## Exercise description
Pick out each line below containing "drift".

(Stored data)
.....
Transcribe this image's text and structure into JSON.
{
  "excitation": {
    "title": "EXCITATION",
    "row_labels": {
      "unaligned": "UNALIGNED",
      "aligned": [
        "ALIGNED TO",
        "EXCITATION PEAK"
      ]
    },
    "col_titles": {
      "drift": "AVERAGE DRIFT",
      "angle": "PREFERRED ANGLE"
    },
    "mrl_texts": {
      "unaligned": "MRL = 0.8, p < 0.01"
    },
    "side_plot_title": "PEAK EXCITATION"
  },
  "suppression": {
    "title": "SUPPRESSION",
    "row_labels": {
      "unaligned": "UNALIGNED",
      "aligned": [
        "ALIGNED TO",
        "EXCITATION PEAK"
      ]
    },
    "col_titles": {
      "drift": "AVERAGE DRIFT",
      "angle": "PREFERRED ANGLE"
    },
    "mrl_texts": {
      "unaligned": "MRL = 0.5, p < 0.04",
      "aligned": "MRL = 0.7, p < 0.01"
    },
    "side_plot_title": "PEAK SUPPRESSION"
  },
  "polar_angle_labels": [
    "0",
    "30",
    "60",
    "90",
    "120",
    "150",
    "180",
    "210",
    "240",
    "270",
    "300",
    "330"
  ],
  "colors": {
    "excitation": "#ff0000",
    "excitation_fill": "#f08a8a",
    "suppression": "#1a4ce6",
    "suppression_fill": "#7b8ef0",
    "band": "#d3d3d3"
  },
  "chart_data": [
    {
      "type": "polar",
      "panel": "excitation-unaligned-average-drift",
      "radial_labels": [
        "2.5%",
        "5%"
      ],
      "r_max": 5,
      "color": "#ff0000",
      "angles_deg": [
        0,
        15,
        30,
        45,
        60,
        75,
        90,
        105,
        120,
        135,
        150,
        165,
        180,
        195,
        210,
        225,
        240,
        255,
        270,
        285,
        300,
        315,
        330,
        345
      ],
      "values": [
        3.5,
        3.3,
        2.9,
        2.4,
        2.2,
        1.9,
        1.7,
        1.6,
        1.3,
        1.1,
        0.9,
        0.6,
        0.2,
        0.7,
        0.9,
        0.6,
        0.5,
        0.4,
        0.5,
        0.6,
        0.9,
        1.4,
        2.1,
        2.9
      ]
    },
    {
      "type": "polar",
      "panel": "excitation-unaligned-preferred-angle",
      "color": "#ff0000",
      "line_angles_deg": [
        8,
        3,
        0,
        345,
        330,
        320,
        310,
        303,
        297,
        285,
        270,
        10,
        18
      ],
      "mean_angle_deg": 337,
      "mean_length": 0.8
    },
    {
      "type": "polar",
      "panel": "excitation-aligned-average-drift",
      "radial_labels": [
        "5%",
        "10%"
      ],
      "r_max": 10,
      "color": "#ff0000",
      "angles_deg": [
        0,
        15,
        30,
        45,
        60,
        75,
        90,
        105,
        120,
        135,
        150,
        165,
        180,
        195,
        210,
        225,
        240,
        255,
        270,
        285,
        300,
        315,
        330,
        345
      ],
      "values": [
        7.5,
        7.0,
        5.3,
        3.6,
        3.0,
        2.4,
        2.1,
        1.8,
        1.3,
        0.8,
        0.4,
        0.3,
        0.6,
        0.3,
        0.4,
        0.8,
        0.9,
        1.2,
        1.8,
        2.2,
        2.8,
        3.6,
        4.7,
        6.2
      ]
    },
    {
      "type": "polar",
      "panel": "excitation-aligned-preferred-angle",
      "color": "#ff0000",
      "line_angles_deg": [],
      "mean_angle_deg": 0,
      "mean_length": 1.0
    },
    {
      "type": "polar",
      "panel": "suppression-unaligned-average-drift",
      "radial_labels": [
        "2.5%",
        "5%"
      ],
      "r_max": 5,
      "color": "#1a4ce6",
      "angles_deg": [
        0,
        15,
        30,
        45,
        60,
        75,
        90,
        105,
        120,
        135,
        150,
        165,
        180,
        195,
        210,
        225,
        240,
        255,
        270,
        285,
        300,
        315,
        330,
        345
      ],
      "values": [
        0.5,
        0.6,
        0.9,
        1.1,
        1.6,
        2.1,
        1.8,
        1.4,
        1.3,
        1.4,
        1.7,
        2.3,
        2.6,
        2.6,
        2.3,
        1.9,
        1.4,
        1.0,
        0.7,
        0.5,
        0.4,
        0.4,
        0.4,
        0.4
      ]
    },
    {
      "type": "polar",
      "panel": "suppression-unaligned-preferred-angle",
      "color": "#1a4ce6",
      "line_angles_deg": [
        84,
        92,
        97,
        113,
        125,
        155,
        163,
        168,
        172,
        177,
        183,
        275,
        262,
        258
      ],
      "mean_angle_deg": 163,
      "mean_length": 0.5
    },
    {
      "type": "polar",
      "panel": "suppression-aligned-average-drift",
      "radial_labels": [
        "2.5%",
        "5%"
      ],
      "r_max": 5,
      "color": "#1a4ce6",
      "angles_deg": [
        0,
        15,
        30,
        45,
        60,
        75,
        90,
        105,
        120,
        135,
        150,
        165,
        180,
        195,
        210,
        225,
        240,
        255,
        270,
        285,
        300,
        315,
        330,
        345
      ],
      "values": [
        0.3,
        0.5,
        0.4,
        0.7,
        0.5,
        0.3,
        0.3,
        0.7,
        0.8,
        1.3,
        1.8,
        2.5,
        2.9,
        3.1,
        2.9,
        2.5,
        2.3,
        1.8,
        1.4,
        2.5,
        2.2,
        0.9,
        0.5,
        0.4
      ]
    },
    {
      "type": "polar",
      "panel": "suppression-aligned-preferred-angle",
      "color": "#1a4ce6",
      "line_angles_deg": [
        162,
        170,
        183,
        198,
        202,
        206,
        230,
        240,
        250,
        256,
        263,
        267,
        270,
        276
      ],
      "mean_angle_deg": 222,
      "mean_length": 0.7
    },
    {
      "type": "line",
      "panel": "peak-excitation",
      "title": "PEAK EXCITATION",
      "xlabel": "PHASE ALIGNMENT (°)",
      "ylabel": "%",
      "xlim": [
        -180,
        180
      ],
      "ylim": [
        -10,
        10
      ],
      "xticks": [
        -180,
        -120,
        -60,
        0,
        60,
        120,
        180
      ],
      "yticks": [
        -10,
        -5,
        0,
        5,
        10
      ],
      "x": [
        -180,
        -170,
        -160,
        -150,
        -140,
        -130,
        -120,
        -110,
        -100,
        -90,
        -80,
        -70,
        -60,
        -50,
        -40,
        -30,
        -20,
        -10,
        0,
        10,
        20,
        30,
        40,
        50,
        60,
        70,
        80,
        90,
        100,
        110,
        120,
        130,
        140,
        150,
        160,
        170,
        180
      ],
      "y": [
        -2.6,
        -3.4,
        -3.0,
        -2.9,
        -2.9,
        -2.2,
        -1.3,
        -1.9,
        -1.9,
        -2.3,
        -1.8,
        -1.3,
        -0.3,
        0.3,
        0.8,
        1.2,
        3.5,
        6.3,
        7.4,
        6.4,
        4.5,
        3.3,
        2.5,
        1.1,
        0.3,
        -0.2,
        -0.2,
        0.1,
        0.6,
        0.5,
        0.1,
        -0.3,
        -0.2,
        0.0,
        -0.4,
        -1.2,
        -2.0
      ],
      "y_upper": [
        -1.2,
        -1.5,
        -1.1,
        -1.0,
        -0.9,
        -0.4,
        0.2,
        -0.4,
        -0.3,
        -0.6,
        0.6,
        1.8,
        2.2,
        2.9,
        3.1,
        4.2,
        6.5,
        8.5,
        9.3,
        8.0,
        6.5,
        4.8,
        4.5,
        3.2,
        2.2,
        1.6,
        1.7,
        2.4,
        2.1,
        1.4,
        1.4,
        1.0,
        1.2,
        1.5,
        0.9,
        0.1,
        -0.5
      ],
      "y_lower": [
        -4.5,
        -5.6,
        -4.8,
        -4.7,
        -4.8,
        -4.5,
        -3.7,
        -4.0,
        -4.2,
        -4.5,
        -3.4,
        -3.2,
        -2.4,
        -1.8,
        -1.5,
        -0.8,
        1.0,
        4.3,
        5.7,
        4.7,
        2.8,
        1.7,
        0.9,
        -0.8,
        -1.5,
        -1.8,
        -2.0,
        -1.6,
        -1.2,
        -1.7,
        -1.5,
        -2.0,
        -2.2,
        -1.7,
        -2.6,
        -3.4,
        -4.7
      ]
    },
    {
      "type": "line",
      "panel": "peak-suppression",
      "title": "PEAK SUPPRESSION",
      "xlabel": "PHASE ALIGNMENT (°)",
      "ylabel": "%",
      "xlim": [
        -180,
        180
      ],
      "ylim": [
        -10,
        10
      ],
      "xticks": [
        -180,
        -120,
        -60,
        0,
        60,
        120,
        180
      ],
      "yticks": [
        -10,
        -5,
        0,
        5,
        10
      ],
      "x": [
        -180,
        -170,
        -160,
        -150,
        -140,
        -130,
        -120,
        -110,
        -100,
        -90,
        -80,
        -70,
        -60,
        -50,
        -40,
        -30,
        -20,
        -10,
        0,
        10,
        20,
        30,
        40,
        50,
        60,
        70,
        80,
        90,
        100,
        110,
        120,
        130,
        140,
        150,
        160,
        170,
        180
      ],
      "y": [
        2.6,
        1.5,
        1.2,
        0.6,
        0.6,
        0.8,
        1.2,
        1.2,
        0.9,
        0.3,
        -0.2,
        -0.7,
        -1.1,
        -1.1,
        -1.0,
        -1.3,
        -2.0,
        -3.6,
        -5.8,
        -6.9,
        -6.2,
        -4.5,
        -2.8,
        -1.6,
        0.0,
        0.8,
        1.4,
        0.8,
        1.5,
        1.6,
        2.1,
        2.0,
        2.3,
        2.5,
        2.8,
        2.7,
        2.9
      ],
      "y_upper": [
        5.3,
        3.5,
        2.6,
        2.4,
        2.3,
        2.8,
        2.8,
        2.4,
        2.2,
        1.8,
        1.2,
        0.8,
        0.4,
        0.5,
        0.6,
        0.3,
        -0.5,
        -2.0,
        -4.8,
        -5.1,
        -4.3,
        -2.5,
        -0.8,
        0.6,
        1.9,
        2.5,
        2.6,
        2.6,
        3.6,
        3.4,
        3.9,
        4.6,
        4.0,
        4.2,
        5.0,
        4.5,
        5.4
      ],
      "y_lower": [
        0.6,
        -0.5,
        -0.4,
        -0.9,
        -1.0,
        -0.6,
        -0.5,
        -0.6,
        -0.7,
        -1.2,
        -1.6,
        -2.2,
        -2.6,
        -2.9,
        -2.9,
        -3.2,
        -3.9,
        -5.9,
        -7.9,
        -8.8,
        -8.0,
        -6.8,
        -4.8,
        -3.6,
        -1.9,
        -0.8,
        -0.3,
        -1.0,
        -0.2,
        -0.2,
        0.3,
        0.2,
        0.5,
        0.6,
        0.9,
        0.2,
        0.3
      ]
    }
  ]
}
.....
## Finished answer
      "drift": "AVERAGE DRIFT",
      "drift": "AVERAGE DRIFT",
      "panel": "excitation-unaligned-average-drift",
      "panel": "excitation-aligned-average-drift",
      "panel": "suppression-unaligned-average-drift",
      "panel": "suppression-aligned-average-drift",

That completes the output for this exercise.